> **Exercise task**: Extract each line bearing the word "tego".

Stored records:

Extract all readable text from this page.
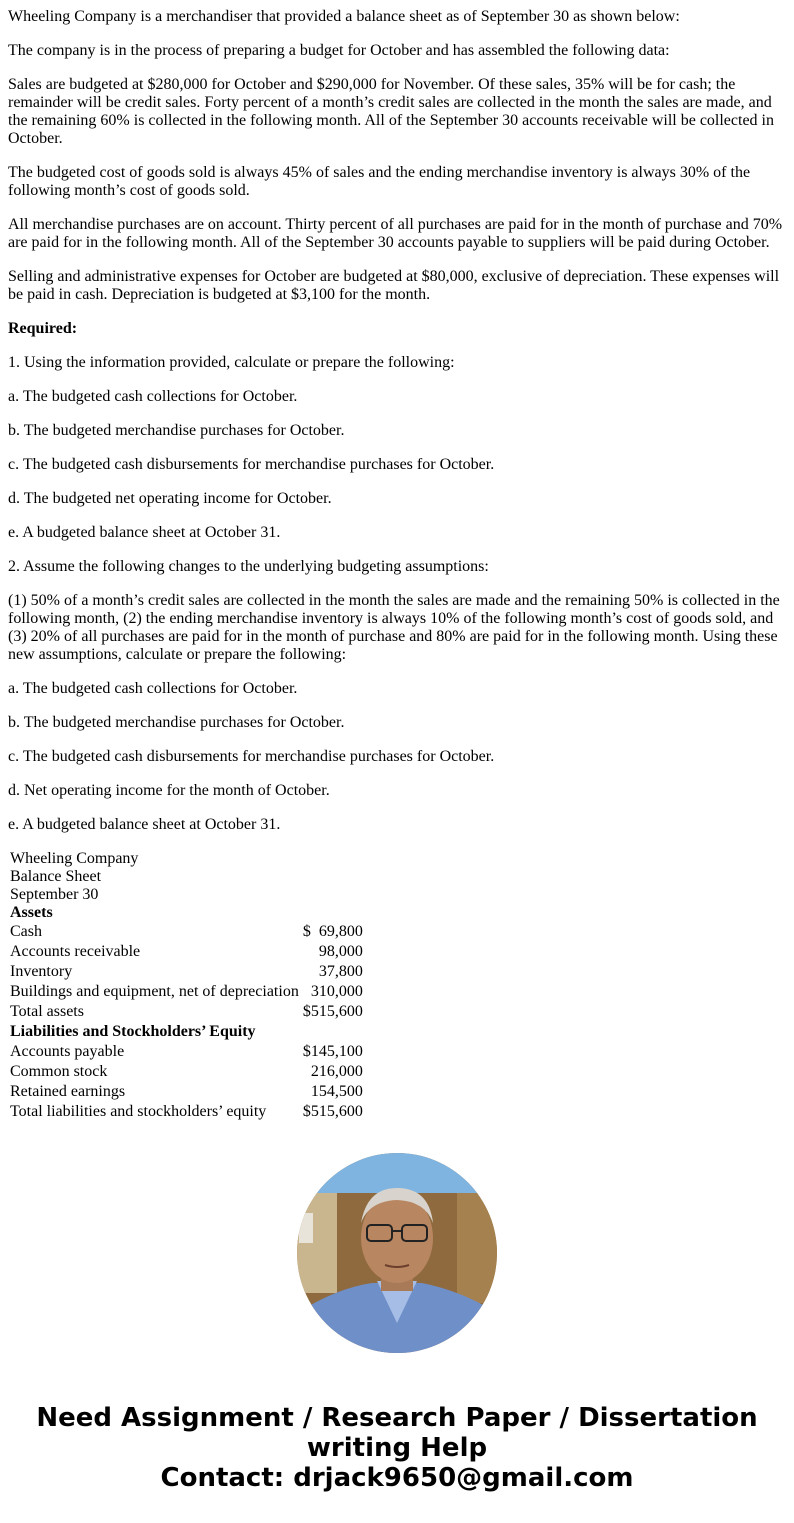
Wheeling Company is a merchandiser that provided a balance sheet as of September 30 as shown below:

The company is in the process of preparing a budget for October and has assembled the following data:

Sales are budgeted at $280,000 for October and $290,000 for November. Of these sales, 35% will be for cash; the remainder will be credit sales. Forty percent of a month’s credit sales are collected in the month the sales are made, and the remaining 60% is collected in the following month. All of the September 30 accounts receivable will be collected in October.

The budgeted cost of goods sold is always 45% of sales and the ending merchandise inventory is always 30% of the following month’s cost of goods sold.

All merchandise purchases are on account. Thirty percent of all purchases are paid for in the month of purchase and 70% are paid for in the following month. All of the September 30 accounts payable to suppliers will be paid during October.

Selling and administrative expenses for October are budgeted at $80,000, exclusive of depreciation. These expenses will be paid in cash. Depreciation is budgeted at $3,100 for the month.

Required:

1. Using the information provided, calculate or prepare the following:

a. The budgeted cash collections for October.

b. The budgeted merchandise purchases for October.

c. The budgeted cash disbursements for merchandise purchases for October.

d. The budgeted net operating income for October.

e. A budgeted balance sheet at October 31.

2. Assume the following changes to the underlying budgeting assumptions:

(1) 50% of a month’s credit sales are collected in the month the sales are made and the remaining 50% is collected in the following month, (2) the ending merchandise inventory is always 10% of the following month’s cost of goods sold, and (3) 20% of all purchases are paid for in the month of purchase and 80% are paid for in the following month. Using these new assumptions, calculate or prepare the following:

a. The budgeted cash collections for October.

b. The budgeted merchandise purchases for October.

c. The budgeted cash disbursements for merchandise purchases for October.

d. Net operating income for the month of October.

e. A budgeted balance sheet at October 31.

Wheeling Company	
Balance Sheet	
September 30	
Assets	
Cash	$ 69,800

Accounts receivable	98,000

Inventory	37,800

Buildings and equipment, net of depreciation	310,000

Total assets	$ 515,600

Liabilities and Stockholders’ Equity	
Accounts payable	$ 145,100

Common stock	216,000

Retained earnings	154,500

Total liabilities and stockholders’ equity	$ 515,600
Need Assignment / Research Paper / Dissertation
writing Help
Contact: drjack9650@gmail.com
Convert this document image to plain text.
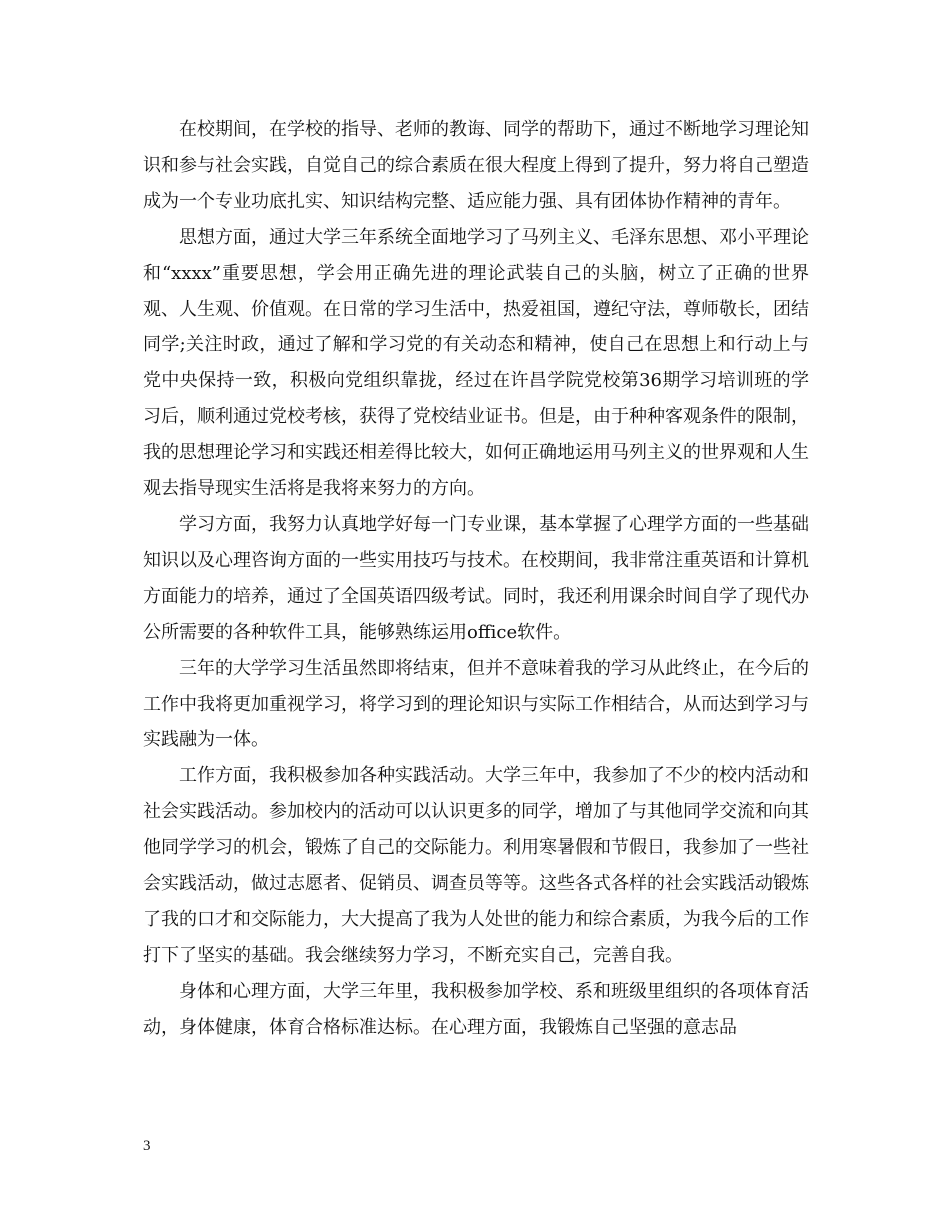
在校期间，在学校的指导、老师的教诲、同学的帮助下，通过不断地学习理论知识和参与社会实践，自觉自己的综合素质在很大程度上得到了提升，努力将自己塑造成为一个专业功底扎实、知识结构完整、适应能力强、具有团体协作精神的青年。

思想方面，通过大学三年系统全面地学习了马列主义、毛泽东思想、邓小平理论和“xxxx”重要思想，学会用正确先进的理论武装自己的头脑，树立了正确的世界观、人生观、价值观。在日常的学习生活中，热爱祖国，遵纪守法，尊师敬长，团结同学;关注时政，通过了解和学习党的有关动态和精神，使自己在思想上和行动上与党中央保持一致，积极向党组织靠拢，经过在许昌学院党校第36期学习培训班的学习后，顺利通过党校考核，获得了党校结业证书。但是，由于种种客观条件的限制，我的思想理论学习和实践还相差得比较大，如何正确地运用马列主义的世界观和人生观去指导现实生活将是我将来努力的方向。

学习方面，我努力认真地学好每一门专业课，基本掌握了心理学方面的一些基础知识以及心理咨询方面的一些实用技巧与技术。在校期间，我非常注重英语和计算机方面能力的培养，通过了全国英语四级考试。同时，我还利用课余时间自学了现代办公所需要的各种软件工具，能够熟练运用office软件。

三年的大学学习生活虽然即将结束，但并不意味着我的学习从此终止，在今后的工作中我将更加重视学习，将学习到的理论知识与实际工作相结合，从而达到学习与实践融为一体。

工作方面，我积极参加各种实践活动。大学三年中，我参加了不少的校内活动和社会实践活动。参加校内的活动可以认识更多的同学，增加了与其他同学交流和向其他同学学习的机会，锻炼了自己的交际能力。利用寒暑假和节假日，我参加了一些社会实践活动，做过志愿者、促销员、调查员等等。这些各式各样的社会实践活动锻炼了我的口才和交际能力，大大提高了我为人处世的能力和综合素质，为我今后的工作打下了坚实的基础。我会继续努力学习，不断充实自己，完善自我。

身体和心理方面，大学三年里，我积极参加学校、系和班级里组织的各项体育活动，身体健康，体育合格标准达标。在心理方面，我锻炼自己坚强的意志品

3
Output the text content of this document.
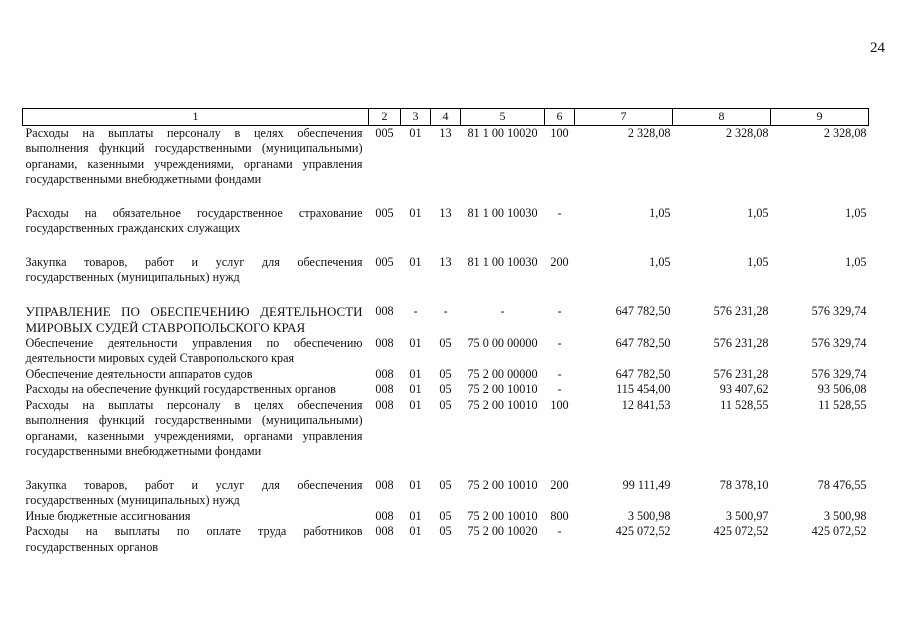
24
1	2	3	4	5	6	7	8	9
Расходы на выплаты персоналу в целях обеспечения выполнения функций государственными (муниципальными) органами, казенными учреждениями, органами управления государственными внебюджетными фондами	005	01	13	81 1 00 10020	100	2 328,08	2 328,08	2 328,08
Расходы на обязательное государственное страхование государственных гражданских служащих	005	01	13	81 1 00 10030	-	1,05	1,05	1,05
Закупка товаров, работ и услуг для обеспечения государственных (муниципальных) нужд	005	01	13	81 1 00 10030	200	1,05	1,05	1,05
УПРАВЛЕНИЕ ПО ОБЕСПЕЧЕНИЮ ДЕЯТЕЛЬНОСТИ МИРОВЫХ СУДЕЙ СТАВРОПОЛЬСКОГО КРАЯ	008	-	-	-	-	647 782,50	576 231,28	576 329,74
Обеспечение деятельности управления по обеспечению деятельности мировых судей Ставропольского края	008	01	05	75 0 00 00000	-	647 782,50	576 231,28	576 329,74
Обеспечение деятельности аппаратов судов	008	01	05	75 2 00 00000	-	647 782,50	576 231,28	576 329,74
Расходы на обеспечение функций государственных органов	008	01	05	75 2 00 10010	-	115 454,00	93 407,62	93 506,08
Расходы на выплаты персоналу в целях обеспечения выполнения функций государственными (муниципальными) органами, казенными учреждениями, органами управления государственными внебюджетными фондами	008	01	05	75 2 00 10010	100	12 841,53	11 528,55	11 528,55
Закупка товаров, работ и услуг для обеспечения государственных (муниципальных) нужд	008	01	05	75 2 00 10010	200	99 111,49	78 378,10	78 476,55
Иные бюджетные ассигнования	008	01	05	75 2 00 10010	800	3 500,98	3 500,97	3 500,98
Расходы на выплаты по оплате труда работников государственных органов	008	01	05	75 2 00 10020	-	425 072,52	425 072,52	425 072,52
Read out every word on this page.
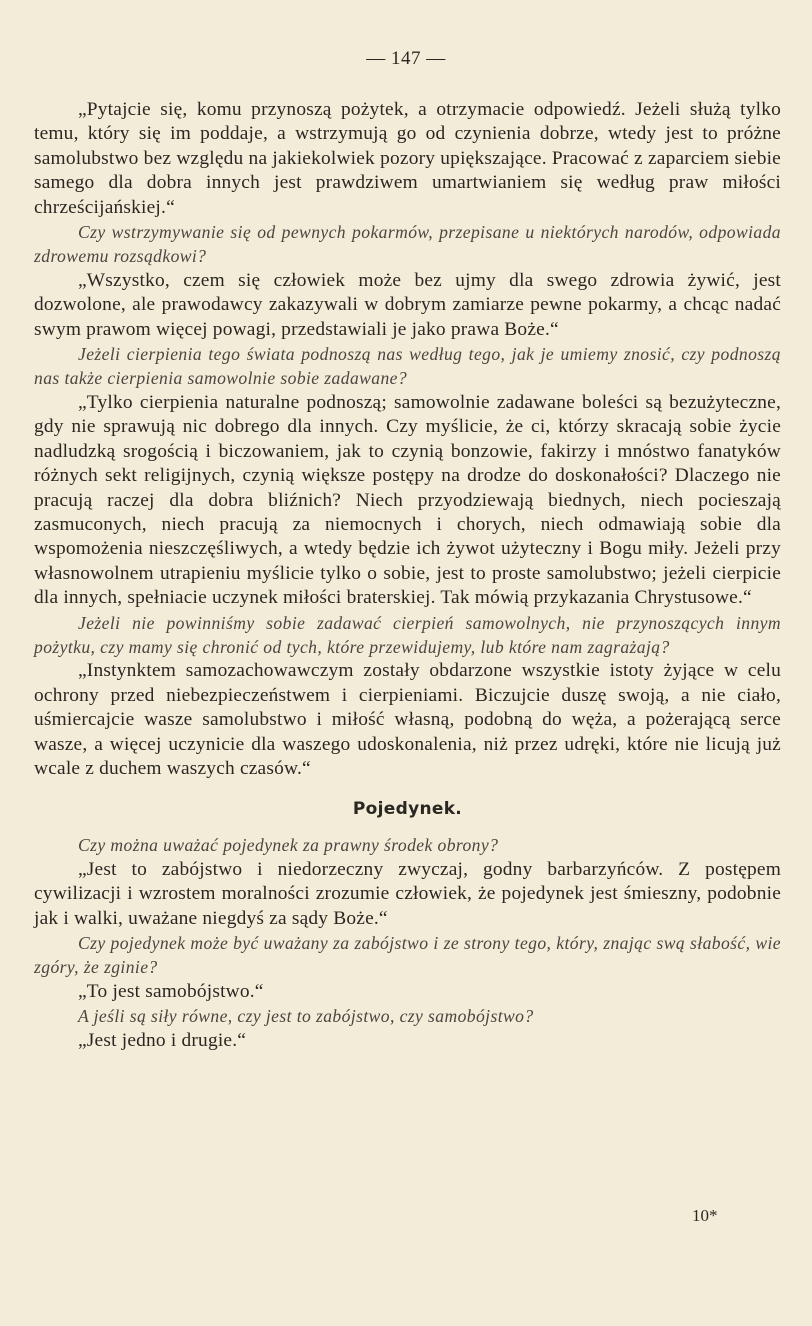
— 147 —

„Pytajcie się, komu przynoszą pożytek, a otrzymacie odpowiedź. Jeżeli służą tylko temu, który się im poddaje, a wstrzymują go od czynienia dobrze, wtedy jest to próżne samolubstwo bez względu na jakiekolwiek pozory upiększające. Pracować z zaparciem siebie samego dla dobra innych jest prawdziwem umartwianiem się według praw miłości chrześcijańskiej.“

Czy wstrzymywanie się od pewnych pokarmów, przepisane u niektórych narodów, odpowiada zdrowemu rozsądkowi?

„Wszystko, czem się człowiek może bez ujmy dla swego zdrowia żywić, jest dozwolone, ale prawodawcy zakazywali w dobrym zamiarze pewne pokarmy, a chcąc nadać swym prawom więcej powagi, przedstawiali je jako prawa Boże.“

Jeżeli cierpienia tego świata podnoszą nas według tego, jak je umiemy znosić, czy podnoszą nas także cierpienia samowolnie sobie zadawane?

„Tylko cierpienia naturalne podnoszą; samowolnie zadawane boleści są bezużyteczne, gdy nie sprawują nic dobrego dla innych. Czy myślicie, że ci, którzy skracają sobie życie nadludzką srogością i biczowaniem, jak to czynią bonzowie, fakirzy i mnóstwo fanatyków różnych sekt religijnych, czynią większe postępy na drodze do doskonałości? Dlaczego nie pracują raczej dla dobra bliźnich? Niech przyodziewają biednych, niech pocieszają zasmuconych, niech pracują za niemocnych i chorych, niech odmawiają sobie dla wspomożenia nieszczęśliwych, a wtedy będzie ich żywot użyteczny i Bogu miły. Jeżeli przy własnowolnem utrapieniu myślicie tylko o sobie, jest to proste samolubstwo; jeżeli cierpicie dla innych, spełniacie uczynek miłości braterskiej. Tak mówią przykazania Chrystusowe.“

Jeżeli nie powinniśmy sobie zadawać cierpień samowolnych, nie przynoszących innym pożytku, czy mamy się chronić od tych, które przewidujemy, lub które nam zagrażają?

„Instynktem samozachowawczym zostały obdarzone wszystkie istoty żyjące w celu ochrony przed niebezpieczeństwem i cierpieniami. Biczujcie duszę swoją, a nie ciało, uśmiercajcie wasze samolubstwo i miłość własną, podobną do węża, a pożerającą serce wasze, a więcej uczynicie dla waszego udoskonalenia, niż przez udręki, które nie licują już wcale z duchem waszych czasów.“

Pojedynek.

Czy można uważać pojedynek za prawny środek obrony?

„Jest to zabójstwo i niedorzeczny zwyczaj, godny barbarzyńców. Z postępem cywilizacji i wzrostem moralności zrozumie człowiek, że pojedynek jest śmieszny, podobnie jak i walki, uważane niegdyś za sądy Boże.“

Czy pojedynek może być uważany za zabójstwo i ze strony tego, który, znając swą słabość, wie zgóry, że zginie?

„To jest samobójstwo.“

A jeśli są siły równe, czy jest to zabójstwo, czy samobójstwo?

„Jest jedno i drugie.“

10*
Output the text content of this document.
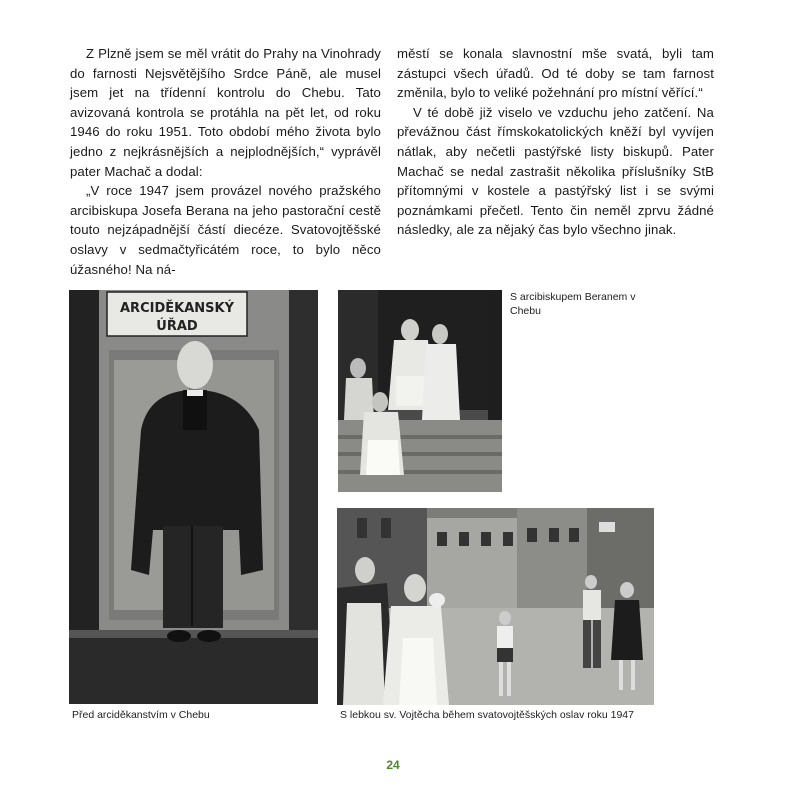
Z Plzně jsem se měl vrátit do Prahy na Vinohrady do farnosti Nejsvětějšího Srdce Páně, ale musel jsem jet na třídenní kontrolu do Chebu. Tato avizovaná kontrola se protáhla na pět let, od roku 1946 do roku 1951. Toto období mého života bylo jedno z nejkrásnějších a nejplodnějších,“ vyprávěl pater Machač a dodal:

„V roce 1947 jsem provázel nového pražského arcibiskupa Josefa Berana na jeho pastorační cestě touto nejzápadnější částí diecéze. Svatovojtěšské oslavy v sedmačtyřicátém roce, to bylo něco úžasného! Na ná-

městí se konala slavnostní mše svatá, byli tam zástupci všech úřadů. Od té doby se tam farnost změnila, bylo to veliké požehnání pro místní věřící.“

V té době již viselo ve vzduchu jeho zatčení. Na převážnou část římskokatolických kněží byl vyvíjen nátlak, aby nečetli pastýřské listy biskupů. Pater Machač se nedal zastrašit několika příslušníky StB přítomnými v kostele a pastýřský list i se svými poznámkami přečetl. Tento čin neměl zprvu žádné následky, ale za nějaký čas bylo všechno jinak.

ARCIDĚKANSKÝ
ÚŘAD
Před arciděkanstvím v Chebu
S arcibiskupem Beranem v Chebu
S lebkou sv. Vojtěcha během svatovojtěšských oslav roku 1947
24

> **The result**:
Jeżeli cierpienia tego świata podnoszą nas według tego, jak je umiemy znosić, czy podnoszą nas także cierpienia samowolnie sobie zadawane?
Czy pojedynek może być uważany za zabójstwo i ze strony tego, który, znając swą słabość, wie zgóry, że zginie?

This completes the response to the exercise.